* Exercise description *
Keep only the lines of the data below that contain "External", and copy them.

* Listed entries *
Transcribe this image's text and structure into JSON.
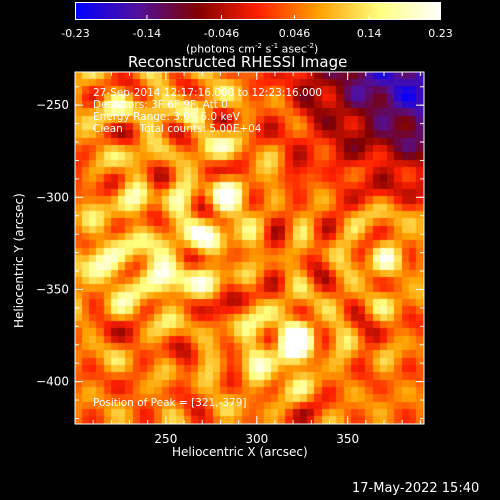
{
  "colorbar": {
    "tick_labels": [
      "-0.23",
      "-0.14",
      "-0.046",
      "0.046",
      "0.14",
      "0.23"
    ],
    "tick_values": [
      -0.23,
      -0.14,
      -0.046,
      0.046,
      0.14,
      0.23
    ],
    "range": [
      -0.23,
      0.23
    ],
    "unit_label": "(photons cm",
    "unit_sup1": "-2",
    "unit_mid": " s",
    "unit_sup2": "-1",
    "unit_mid2": " asec",
    "unit_sup3": "-2",
    "unit_end": ")"
  },
  "chart_data": {
    "type": "heatmap",
    "title": "Reconstructed RHESSI Image",
    "xlabel": "Heliocentric X (arcsec)",
    "ylabel": "Heliocentric Y (arcsec)",
    "xlim": [
      200,
      392
    ],
    "ylim": [
      -423,
      -232
    ],
    "x_ticks": [
      250,
      300,
      350
    ],
    "y_ticks": [
      -250,
      -300,
      -350,
      -400
    ],
    "x_tick_labels": [
      "250",
      "300",
      "350"
    ],
    "y_tick_labels": [
      "−250",
      "−300",
      "−350",
      "−400"
    ],
    "color_scale": [
      "#0000ff",
      "#5010a0",
      "#800000",
      "#ff2000",
      "#ffa000",
      "#ffff80",
      "#ffffff"
    ],
    "peak": [
      321,
      -379
    ],
    "sources": [
      {
        "x": 248,
        "y": -344,
        "amp": 0.2
      },
      {
        "x": 321,
        "y": -379,
        "amp": 0.23
      },
      {
        "x": 212,
        "y": -336,
        "amp": 0.17
      },
      {
        "x": 274,
        "y": -322,
        "amp": 0.15
      },
      {
        "x": 283,
        "y": -296,
        "amp": 0.13
      },
      {
        "x": 236,
        "y": -303,
        "amp": 0.12
      },
      {
        "x": 372,
        "y": -334,
        "amp": 0.12
      },
      {
        "x": 265,
        "y": -255,
        "amp": 0.11
      },
      {
        "x": 300,
        "y": -390,
        "amp": 0.1
      },
      {
        "x": 225,
        "y": -252,
        "amp": 0.1
      }
    ],
    "annotations": [
      "27-Sep-2014 12:17:16.000 to 12:23:16.000",
      "Detectors: 3F 6F 9F, Att 0",
      "Energy Range: 3.0 - 6.0 keV",
      "Clean     Total counts: 5.00E+04"
    ],
    "peak_label": "Position of Peak = [321,-379]"
  },
  "footer": {
    "timestamp": "17-May-2022 15:40"
  }
}
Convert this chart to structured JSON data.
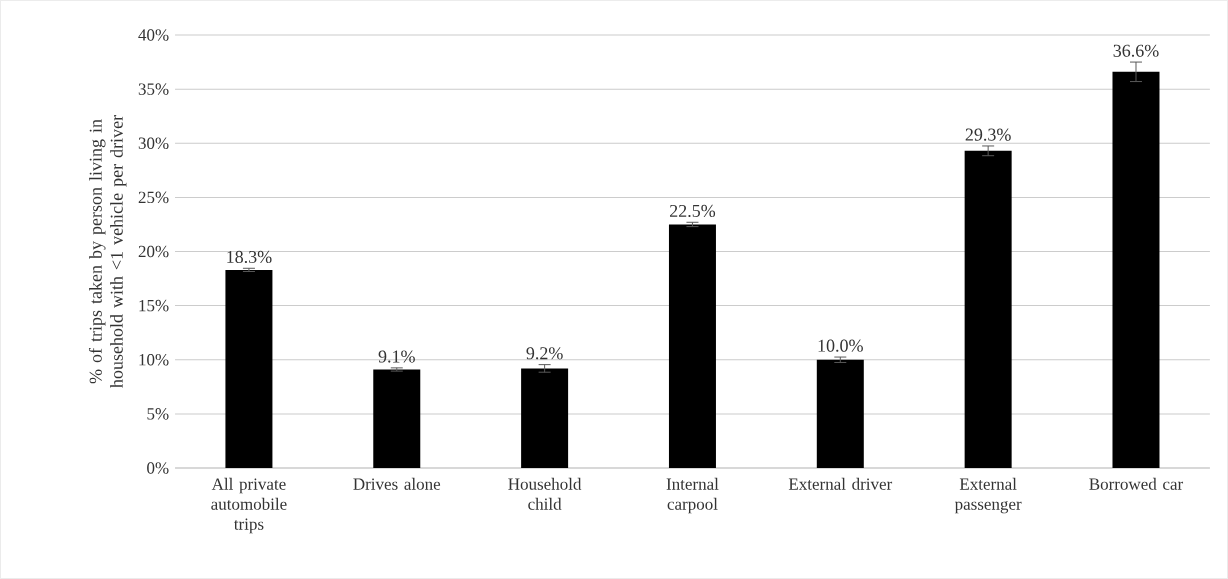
{
  "chart_data": {
    "type": "bar",
    "ylabel": "% of trips taken by person living in household with <1 vehicle per driver",
    "categories": [
      "All private automobile trips",
      "Drives alone",
      "Household child",
      "Internal carpool",
      "External driver",
      "External passenger",
      "Borrowed car"
    ],
    "values": [
      18.3,
      9.1,
      9.2,
      22.5,
      10.0,
      29.3,
      36.6
    ],
    "errors": [
      0.15,
      0.15,
      0.35,
      0.2,
      0.25,
      0.45,
      0.9
    ],
    "value_labels": [
      "18.3%",
      "9.1%",
      "9.2%",
      "22.5%",
      "10.0%",
      "29.3%",
      "36.6%"
    ],
    "color": "#000000",
    "ylim": [
      0,
      40
    ],
    "yticks": [
      {
        "value": 0,
        "label": "0%"
      },
      {
        "value": 5,
        "label": "5%"
      },
      {
        "value": 10,
        "label": "10%"
      },
      {
        "value": 15,
        "label": "15%"
      },
      {
        "value": 20,
        "label": "20%"
      },
      {
        "value": 25,
        "label": "25%"
      },
      {
        "value": 30,
        "label": "30%"
      },
      {
        "value": 35,
        "label": "35%"
      },
      {
        "value": 40,
        "label": "40%"
      }
    ],
    "grid": "y"
  }
}
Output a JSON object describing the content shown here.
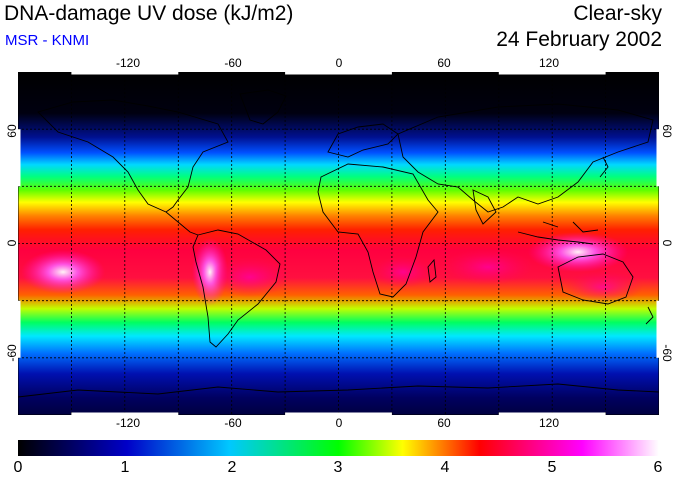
{
  "header": {
    "title": "DNA-damage UV dose (kJ/m2)",
    "source": "MSR - KNMI",
    "sky_condition": "Clear-sky",
    "date": "24 February 2002"
  },
  "map": {
    "projection": "equirectangular",
    "lon_ticks": [
      "-120",
      "-60",
      "0",
      "60",
      "120"
    ],
    "lat_ticks_left": [
      "60",
      "0",
      "-60"
    ],
    "lat_ticks_right": [
      "60",
      "0",
      "-60"
    ],
    "gridlines": "dashed",
    "land_outline_color": "#000000"
  },
  "colorbar": {
    "labels": [
      "0",
      "1",
      "2",
      "3",
      "4",
      "5",
      "6"
    ],
    "min": 0,
    "max": 6,
    "colors": [
      "#000000",
      "#0000c8",
      "#00c8ff",
      "#00ff00",
      "#ffff00",
      "#ff0000",
      "#ff00ff",
      "#ffffff"
    ]
  }
}
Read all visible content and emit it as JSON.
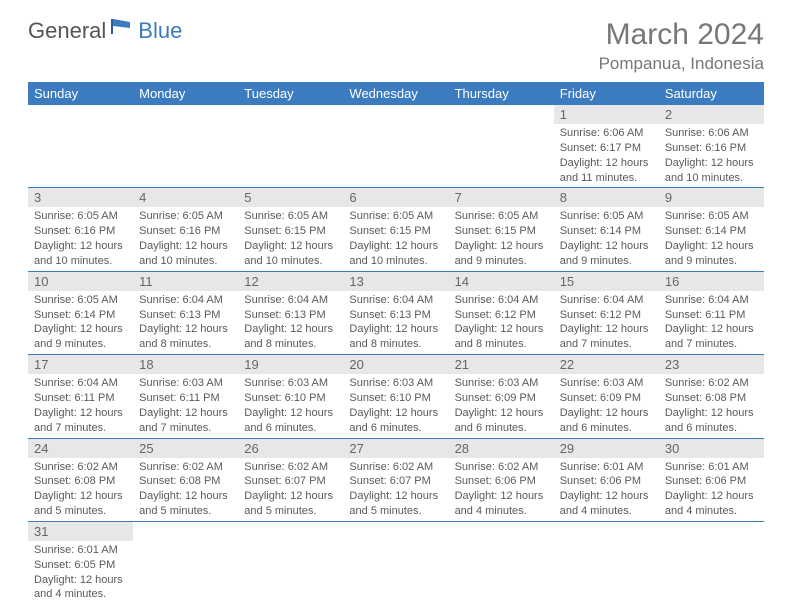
{
  "logo": {
    "general": "General",
    "blue": "Blue"
  },
  "title": {
    "month_year": "March 2024",
    "location": "Pompanua, Indonesia"
  },
  "colors": {
    "accent": "#3b7bbf",
    "gray_bg": "#e7e7e7",
    "text": "#5a5a5a",
    "title_text": "#777"
  },
  "day_headers": [
    "Sunday",
    "Monday",
    "Tuesday",
    "Wednesday",
    "Thursday",
    "Friday",
    "Saturday"
  ],
  "weeks": [
    [
      null,
      null,
      null,
      null,
      null,
      {
        "n": "1",
        "sr": "Sunrise: 6:06 AM",
        "ss": "Sunset: 6:17 PM",
        "dl1": "Daylight: 12 hours",
        "dl2": "and 11 minutes."
      },
      {
        "n": "2",
        "sr": "Sunrise: 6:06 AM",
        "ss": "Sunset: 6:16 PM",
        "dl1": "Daylight: 12 hours",
        "dl2": "and 10 minutes."
      }
    ],
    [
      {
        "n": "3",
        "sr": "Sunrise: 6:05 AM",
        "ss": "Sunset: 6:16 PM",
        "dl1": "Daylight: 12 hours",
        "dl2": "and 10 minutes."
      },
      {
        "n": "4",
        "sr": "Sunrise: 6:05 AM",
        "ss": "Sunset: 6:16 PM",
        "dl1": "Daylight: 12 hours",
        "dl2": "and 10 minutes."
      },
      {
        "n": "5",
        "sr": "Sunrise: 6:05 AM",
        "ss": "Sunset: 6:15 PM",
        "dl1": "Daylight: 12 hours",
        "dl2": "and 10 minutes."
      },
      {
        "n": "6",
        "sr": "Sunrise: 6:05 AM",
        "ss": "Sunset: 6:15 PM",
        "dl1": "Daylight: 12 hours",
        "dl2": "and 10 minutes."
      },
      {
        "n": "7",
        "sr": "Sunrise: 6:05 AM",
        "ss": "Sunset: 6:15 PM",
        "dl1": "Daylight: 12 hours",
        "dl2": "and 9 minutes."
      },
      {
        "n": "8",
        "sr": "Sunrise: 6:05 AM",
        "ss": "Sunset: 6:14 PM",
        "dl1": "Daylight: 12 hours",
        "dl2": "and 9 minutes."
      },
      {
        "n": "9",
        "sr": "Sunrise: 6:05 AM",
        "ss": "Sunset: 6:14 PM",
        "dl1": "Daylight: 12 hours",
        "dl2": "and 9 minutes."
      }
    ],
    [
      {
        "n": "10",
        "sr": "Sunrise: 6:05 AM",
        "ss": "Sunset: 6:14 PM",
        "dl1": "Daylight: 12 hours",
        "dl2": "and 9 minutes."
      },
      {
        "n": "11",
        "sr": "Sunrise: 6:04 AM",
        "ss": "Sunset: 6:13 PM",
        "dl1": "Daylight: 12 hours",
        "dl2": "and 8 minutes."
      },
      {
        "n": "12",
        "sr": "Sunrise: 6:04 AM",
        "ss": "Sunset: 6:13 PM",
        "dl1": "Daylight: 12 hours",
        "dl2": "and 8 minutes."
      },
      {
        "n": "13",
        "sr": "Sunrise: 6:04 AM",
        "ss": "Sunset: 6:13 PM",
        "dl1": "Daylight: 12 hours",
        "dl2": "and 8 minutes."
      },
      {
        "n": "14",
        "sr": "Sunrise: 6:04 AM",
        "ss": "Sunset: 6:12 PM",
        "dl1": "Daylight: 12 hours",
        "dl2": "and 8 minutes."
      },
      {
        "n": "15",
        "sr": "Sunrise: 6:04 AM",
        "ss": "Sunset: 6:12 PM",
        "dl1": "Daylight: 12 hours",
        "dl2": "and 7 minutes."
      },
      {
        "n": "16",
        "sr": "Sunrise: 6:04 AM",
        "ss": "Sunset: 6:11 PM",
        "dl1": "Daylight: 12 hours",
        "dl2": "and 7 minutes."
      }
    ],
    [
      {
        "n": "17",
        "sr": "Sunrise: 6:04 AM",
        "ss": "Sunset: 6:11 PM",
        "dl1": "Daylight: 12 hours",
        "dl2": "and 7 minutes."
      },
      {
        "n": "18",
        "sr": "Sunrise: 6:03 AM",
        "ss": "Sunset: 6:11 PM",
        "dl1": "Daylight: 12 hours",
        "dl2": "and 7 minutes."
      },
      {
        "n": "19",
        "sr": "Sunrise: 6:03 AM",
        "ss": "Sunset: 6:10 PM",
        "dl1": "Daylight: 12 hours",
        "dl2": "and 6 minutes."
      },
      {
        "n": "20",
        "sr": "Sunrise: 6:03 AM",
        "ss": "Sunset: 6:10 PM",
        "dl1": "Daylight: 12 hours",
        "dl2": "and 6 minutes."
      },
      {
        "n": "21",
        "sr": "Sunrise: 6:03 AM",
        "ss": "Sunset: 6:09 PM",
        "dl1": "Daylight: 12 hours",
        "dl2": "and 6 minutes."
      },
      {
        "n": "22",
        "sr": "Sunrise: 6:03 AM",
        "ss": "Sunset: 6:09 PM",
        "dl1": "Daylight: 12 hours",
        "dl2": "and 6 minutes."
      },
      {
        "n": "23",
        "sr": "Sunrise: 6:02 AM",
        "ss": "Sunset: 6:08 PM",
        "dl1": "Daylight: 12 hours",
        "dl2": "and 6 minutes."
      }
    ],
    [
      {
        "n": "24",
        "sr": "Sunrise: 6:02 AM",
        "ss": "Sunset: 6:08 PM",
        "dl1": "Daylight: 12 hours",
        "dl2": "and 5 minutes."
      },
      {
        "n": "25",
        "sr": "Sunrise: 6:02 AM",
        "ss": "Sunset: 6:08 PM",
        "dl1": "Daylight: 12 hours",
        "dl2": "and 5 minutes."
      },
      {
        "n": "26",
        "sr": "Sunrise: 6:02 AM",
        "ss": "Sunset: 6:07 PM",
        "dl1": "Daylight: 12 hours",
        "dl2": "and 5 minutes."
      },
      {
        "n": "27",
        "sr": "Sunrise: 6:02 AM",
        "ss": "Sunset: 6:07 PM",
        "dl1": "Daylight: 12 hours",
        "dl2": "and 5 minutes."
      },
      {
        "n": "28",
        "sr": "Sunrise: 6:02 AM",
        "ss": "Sunset: 6:06 PM",
        "dl1": "Daylight: 12 hours",
        "dl2": "and 4 minutes."
      },
      {
        "n": "29",
        "sr": "Sunrise: 6:01 AM",
        "ss": "Sunset: 6:06 PM",
        "dl1": "Daylight: 12 hours",
        "dl2": "and 4 minutes."
      },
      {
        "n": "30",
        "sr": "Sunrise: 6:01 AM",
        "ss": "Sunset: 6:06 PM",
        "dl1": "Daylight: 12 hours",
        "dl2": "and 4 minutes."
      }
    ],
    [
      {
        "n": "31",
        "sr": "Sunrise: 6:01 AM",
        "ss": "Sunset: 6:05 PM",
        "dl1": "Daylight: 12 hours",
        "dl2": "and 4 minutes."
      },
      null,
      null,
      null,
      null,
      null,
      null
    ]
  ]
}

* Exercise answer *
      "External driver",
      "External passenger",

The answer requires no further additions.